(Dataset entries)

+ + + + + + +

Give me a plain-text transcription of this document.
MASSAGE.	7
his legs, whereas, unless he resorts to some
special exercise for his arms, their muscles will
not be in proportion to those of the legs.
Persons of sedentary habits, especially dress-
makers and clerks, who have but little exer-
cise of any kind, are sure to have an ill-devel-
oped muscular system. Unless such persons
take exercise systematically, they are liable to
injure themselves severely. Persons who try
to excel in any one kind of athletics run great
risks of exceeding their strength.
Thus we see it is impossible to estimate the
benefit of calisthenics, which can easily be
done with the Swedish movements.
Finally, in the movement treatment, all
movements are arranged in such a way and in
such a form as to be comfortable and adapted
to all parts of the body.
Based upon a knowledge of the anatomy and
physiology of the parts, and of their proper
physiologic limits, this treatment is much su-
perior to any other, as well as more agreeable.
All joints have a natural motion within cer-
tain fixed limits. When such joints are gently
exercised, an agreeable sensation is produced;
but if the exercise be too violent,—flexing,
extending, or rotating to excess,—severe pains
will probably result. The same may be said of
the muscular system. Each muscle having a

+ + + + + + +

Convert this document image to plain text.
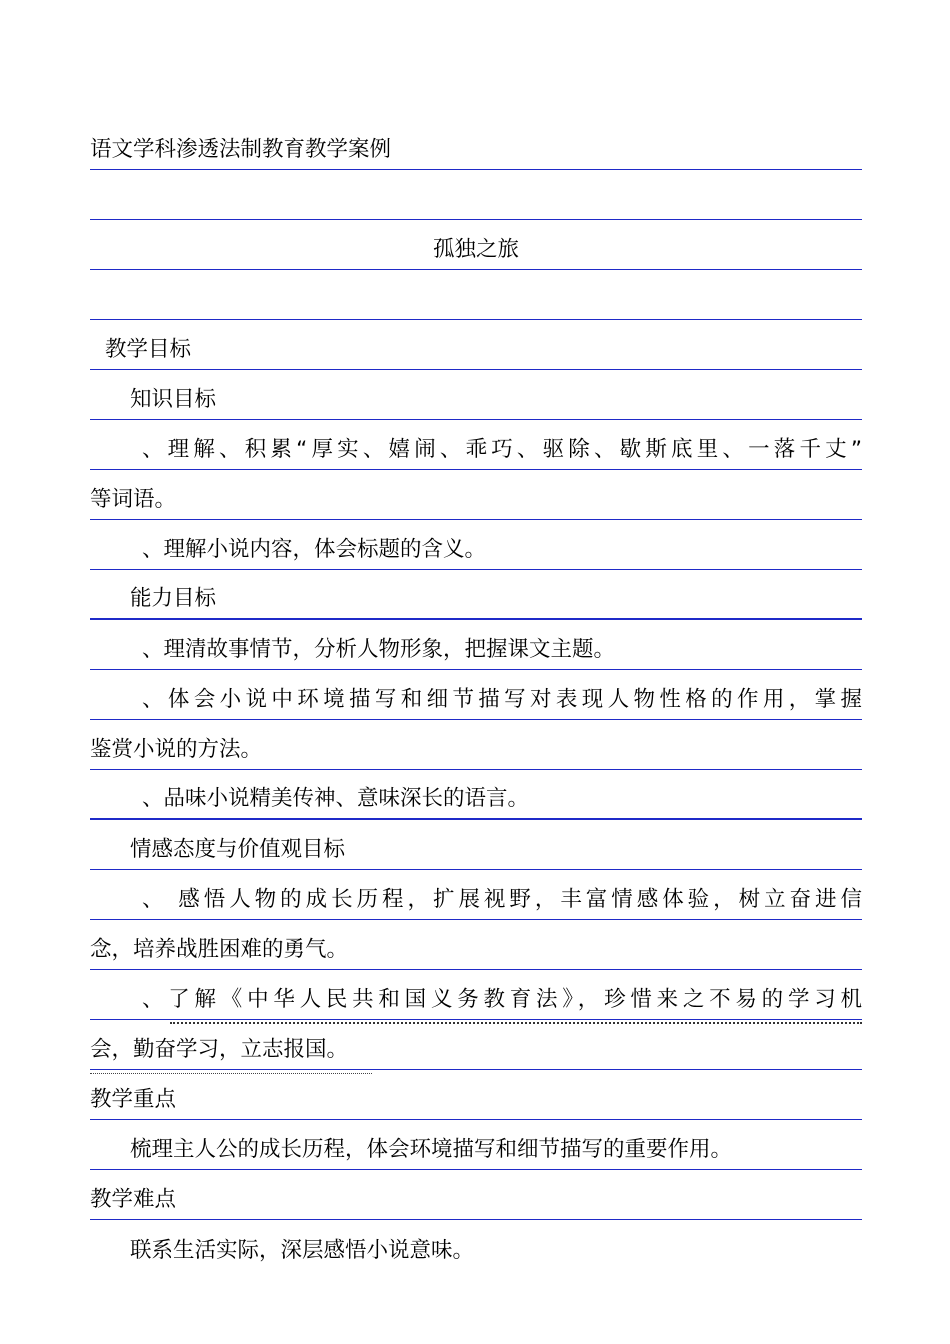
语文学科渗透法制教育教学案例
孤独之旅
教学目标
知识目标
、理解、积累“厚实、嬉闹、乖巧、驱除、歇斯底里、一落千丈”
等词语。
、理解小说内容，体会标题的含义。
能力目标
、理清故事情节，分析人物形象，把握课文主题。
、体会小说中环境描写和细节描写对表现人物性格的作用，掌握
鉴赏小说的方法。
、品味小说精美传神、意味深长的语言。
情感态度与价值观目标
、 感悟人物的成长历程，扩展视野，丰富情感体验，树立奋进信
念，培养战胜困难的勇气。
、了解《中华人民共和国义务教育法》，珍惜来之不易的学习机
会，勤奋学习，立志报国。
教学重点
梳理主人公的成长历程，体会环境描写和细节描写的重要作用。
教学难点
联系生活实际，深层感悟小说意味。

+ + + + + + +

*SHORT EXERCISE*. Extract every line that has the string "treatment" in it.

*EXPECTED ANSWER*.
Finally, in the movement treatment, all
physiologic limits, this treatment is much su-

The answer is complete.